## YOUR GOAL
Reproduce the records below in full and without edits, omitting images.

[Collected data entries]

[start]

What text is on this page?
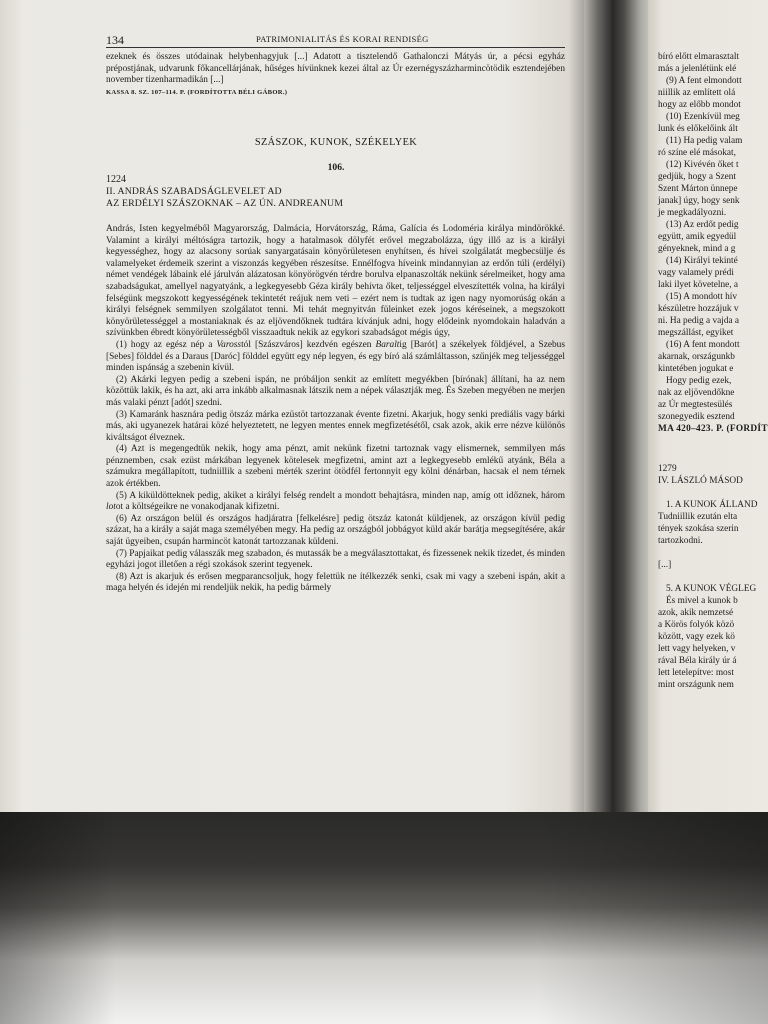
134	PATRIMONIALITÁS ÉS KORAI RENDISÉG

ezeknek és összes utódainak helybenhagyjuk [...] Adatott a tisztelendő Gathalonczi Mátyás úr, a pécsi egyház prépostjának, udvarunk főkancellárjának, hűséges hívünknek kezei által az Úr ezernégyszázharmincötödik esztendejében november tizenharmadikán [...]

KASSA 8. SZ. 107–114. P. (FORDÍTOTTA BÉLI GÁBOR.)

SZÁSZOK, KUNOK, SZÉKELYEK
106.
1224
II. ANDRÁS SZABADSÁGLEVELET AD
AZ ERDÉLYI SZÁSZOKNAK – AZ ÚN. ANDREANUM

András, Isten kegyelméből Magyarország, Dalmácia, Horvátország, Ráma, Galícia és Lodoméria királya mindörökké. Valamint a királyi méltóságra tartozik, hogy a hatalmasok dölyfét erővel megzabolázza, úgy illő az is a királyi kegyességhez, hogy az alacsony sorúak sanyargatásain könyörületesen enyhítsen, és hívei szolgálatát megbecsülje és valamelyeket érdemeik szerint a viszonzás kegyében részesítse. Ennélfogva híveink mindannyian az erdőn túli (erdélyi) német vendégek lábaink elé járulván alázatosan könyörögvén térdre borulva elpanaszolták nekünk sérelmeiket, hogy ama szabadságukat, amellyel nagyatyánk, a legkegyesebb Géza király behívta őket, teljességgel elveszítették volna, ha királyi felségünk megszokott kegyességének tekintetét reájuk nem veti – ezért nem is tudtak az igen nagy nyomorúság okán a királyi felségnek semmilyen szolgálatot tenni. Mi tehát megnyitván füleinket ezek jogos kéréseinek, a megszokott könyörületességgel a mostaniaknak és az eljövendőknek tudtára kívánjuk adni, hogy elődeink nyomdokain haladván a szívünkben ébredt könyörületességből visszaadtuk nekik az egykori szabadságot mégis úgy,

(1) hogy az egész nép a Varosstól [Szászváros] kezdvén egészen Baraltig [Barót] a székelyek földjével, a Szebus [Sebes] földdel és a Daraus [Daróc] földdel együtt egy nép legyen, és egy bíró alá számláltasson, szűnjék meg teljességgel minden ispánság a szebenin kívül.

(2) Akárki legyen pedig a szebeni ispán, ne próbáljon senkit az említett megyékben [bírónak] állítani, ha az nem közöttük lakik, és ha azt, aki arra inkább alkalmasnak látszik nem a népek választják meg. És Szeben megyében ne merjen más valaki pénzt [adót] szedni.

(3) Kamaránk hasznára pedig ötszáz márka ezüstöt tartozzanak évente fizetni. Akarjuk, hogy senki prediális vagy bárki más, aki ugyanezek határai közé helyeztetett, ne legyen mentes ennek megfizetésétől, csak azok, akik erre nézve különös kiváltságot élveznek.

(4) Azt is megengedtük nekik, hogy ama pénzt, amit nekünk fizetni tartoznak vagy elismernek, semmilyen más pénznemben, csak ezüst márkában legyenek kötelesek megfizetni, amint azt a legkegyesebb emlékű atyánk, Béla a számukra megállapított, tudniillik a szebeni mérték szerint ötödfél fertonnyit egy kölni dénárban, hacsak el nem térnek azok értékben.

(5) A kiküldötteknek pedig, akiket a királyi felség rendelt a mondott behajtásra, minden nap, amíg ott időznek, három lotot a költségeikre ne vonakodjanak kifizetni.

(6) Az országon belül és országos hadjáratra [felkelésre] pedig ötszáz katonát küldjenek, az országon kívül pedig százat, ha a király a saját maga személyében megy. Ha pedig az országból jobbágyot küld akár barátja megsegítésére, akár saját ügyeiben, csupán harmincöt katonát tartozzanak küldeni.

(7) Papjaikat pedig válasszák meg szabadon, és mutassák be a megválasztottakat, és fizessenek nekik tizedet, és minden egyházi jogot illetően a régi szokások szerint tegyenek.

(8) Azt is akarjuk és erősen megparancsoljuk, hogy felettük ne ítélkezzék senki, csak mi vagy a szebeni ispán, akit a maga helyén és idején mi rendeljük nekik, ha pedig bármely

bíró előtt elmarasztalt
más a jelenlétünk elé
(9) A fent elmondott
niillik az említett olá
hogy az előbb mondot
(10) Ezenkívül meg
lunk és előkelőink ált
(11) Ha pedig valam
ró színe elé másokat,
(12) Kivévén őket t
gedjük, hogy a Szent
Szent Márton ünnepe
janak] úgy, hogy senk
je megkadályozni.
(13) Az erdőt pedig
együtt, amik egyedül
gényeknek, mind a g
(14) Királyi tekinté
vagy valamely prédi
laki ilyet követelne, a
(15) A mondott hív
készületre hozzájuk v
ni. Ha pedig a vajda a
megszállást, egyiket
(16) A fent mondott
akarnak, országunkb
kintetében jogukat e
Hogy pedig ezek,
nak az eljövendőkne
az Úr megtestesülés
szonegyedik esztend
MA 420–423. P. (FORDÍT
1279
IV. LÁSZLÓ MÁSOD
1. A KUNOK ÁLLAND
Tudniillik ezután elta
tények szokása szerin
tartozkodni.
[...]
5. A KUNOK VÉGLEG
És mivel a kunok b
azok, akik nemzetsé
a Körös folyók közö
között, vagy ezek kö
lett vagy helyeken, v
rával Béla király úr á
lett letelepítve: most
mint országunk nem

[end]

## EXERCISE OUTPUT
What text is on this page?
134	PATRIMONIALITÁS ÉS KORAI RENDISÉG

ezeknek és összes utódainak helybenhagyjuk [...] Adatott a tisztelendő Gathalonczi Mátyás úr, a pécsi egyház prépostjának, udvarunk főkancellárjának, hűséges hívünknek kezei által az Úr ezernégyszázharmincötödik esztendejében november tizenharmadikán [...]

KASSA 8. SZ. 107–114. P. (FORDÍTOTTA BÉLI GÁBOR.)

SZÁSZOK, KUNOK, SZÉKELYEK
106.
1224
II. ANDRÁS SZABADSÁGLEVELET AD
AZ ERDÉLYI SZÁSZOKNAK – AZ ÚN. ANDREANUM

András, Isten kegyelméből Magyarország, Dalmácia, Horvátország, Ráma, Galícia és Lodoméria királya mindörökké. Valamint a királyi méltóságra tartozik, hogy a hatalmasok dölyfét erővel megzabolázza, úgy illő az is a királyi kegyességhez, hogy az alacsony sorúak sanyargatásain könyörületesen enyhítsen, és hívei szolgálatát megbecsülje és valamelyeket érdemeik szerint a viszonzás kegyében részesítse. Ennélfogva híveink mindannyian az erdőn túli (erdélyi) német vendégek lábaink elé járulván alázatosan könyörögvén térdre borulva elpanaszolták nekünk sérelmeiket, hogy ama szabadságukat, amellyel nagyatyánk, a legkegyesebb Géza király behívta őket, teljességgel elveszítették volna, ha királyi felségünk megszokott kegyességének tekintetét reájuk nem veti – ezért nem is tudtak az igen nagy nyomorúság okán a királyi felségnek semmilyen szolgálatot tenni. Mi tehát megnyitván füleinket ezek jogos kéréseinek, a megszokott könyörületességgel a mostaniaknak és az eljövendőknek tudtára kívánjuk adni, hogy elődeink nyomdokain haladván a szívünkben ébredt könyörületességből visszaadtuk nekik az egykori szabadságot mégis úgy,

(1) hogy az egész nép a Varosstól [Szászváros] kezdvén egészen Baraltig [Barót] a székelyek földjével, a Szebus [Sebes] földdel és a Daraus [Daróc] földdel együtt egy nép legyen, és egy bíró alá számláltasson, szűnjék meg teljességgel minden ispánság a szebenin kívül.

(2) Akárki legyen pedig a szebeni ispán, ne próbáljon senkit az említett megyékben [bírónak] állítani, ha az nem közöttük lakik, és ha azt, aki arra inkább alkalmasnak látszik nem a népek választják meg. És Szeben megyében ne merjen más valaki pénzt [adót] szedni.

(3) Kamaránk hasznára pedig ötszáz márka ezüstöt tartozzanak évente fizetni. Akarjuk, hogy senki prediális vagy bárki más, aki ugyanezek határai közé helyeztetett, ne legyen mentes ennek megfizetésétől, csak azok, akik erre nézve különös kiváltságot élveznek.

(4) Azt is megengedtük nekik, hogy ama pénzt, amit nekünk fizetni tartoznak vagy elismernek, semmilyen más pénznemben, csak ezüst márkában legyenek kötelesek megfizetni, amint azt a legkegyesebb emlékű atyánk, Béla a számukra megállapított, tudniillik a szebeni mérték szerint ötödfél fertonnyit egy kölni dénárban, hacsak el nem térnek azok értékben.

(5) A kiküldötteknek pedig, akiket a királyi felség rendelt a mondott behajtásra, minden nap, amíg ott időznek, három lotot a költségeikre ne vonakodjanak kifizetni.

(6) Az országon belül és országos hadjáratra [felkelésre] pedig ötszáz katonát küldjenek, az országon kívül pedig százat, ha a király a saját maga személyében megy. Ha pedig az országból jobbágyot küld akár barátja megsegítésére, akár saját ügyeiben, csupán harmincöt katonát tartozzanak küldeni.

(7) Papjaikat pedig válasszák meg szabadon, és mutassák be a megválasztottakat, és fizessenek nekik tizedet, és minden egyházi jogot illetően a régi szokások szerint tegyenek.

(8) Azt is akarjuk és erősen megparancsoljuk, hogy felettük ne ítélkezzék senki, csak mi vagy a szebeni ispán, akit a maga helyén és idején mi rendeljük nekik, ha pedig bármely

bíró előtt elmarasztalt
más a jelenlétünk elé
(9) A fent elmondott
niillik az említett olá
hogy az előbb mondot
(10) Ezenkívül meg
lunk és előkelőink ált
(11) Ha pedig valam
ró színe elé másokat,
(12) Kivévén őket t
gedjük, hogy a Szent
Szent Márton ünnepe
janak] úgy, hogy senk
je megkadályozni.
(13) Az erdőt pedig
együtt, amik egyedül
gényeknek, mind a g
(14) Királyi tekinté
vagy valamely prédi
laki ilyet követelne, a
(15) A mondott hív
készületre hozzájuk v
ni. Ha pedig a vajda a
megszállást, egyiket
(16) A fent mondott
akarnak, országunkb
kintetében jogukat e
Hogy pedig ezek,
nak az eljövendőkne
az Úr megtestesülés
szonegyedik esztend
MA 420–423. P. (FORDÍT
1279
IV. LÁSZLÓ MÁSOD
1. A KUNOK ÁLLAND
Tudniillik ezután elta
tények szokása szerin
tartozkodni.
[...]
5. A KUNOK VÉGLEG
És mivel a kunok b
azok, akik nemzetsé
a Körös folyók közö
között, vagy ezek kö
lett vagy helyeken, v
rával Béla király úr á
lett letelepítve: most
mint országunk nem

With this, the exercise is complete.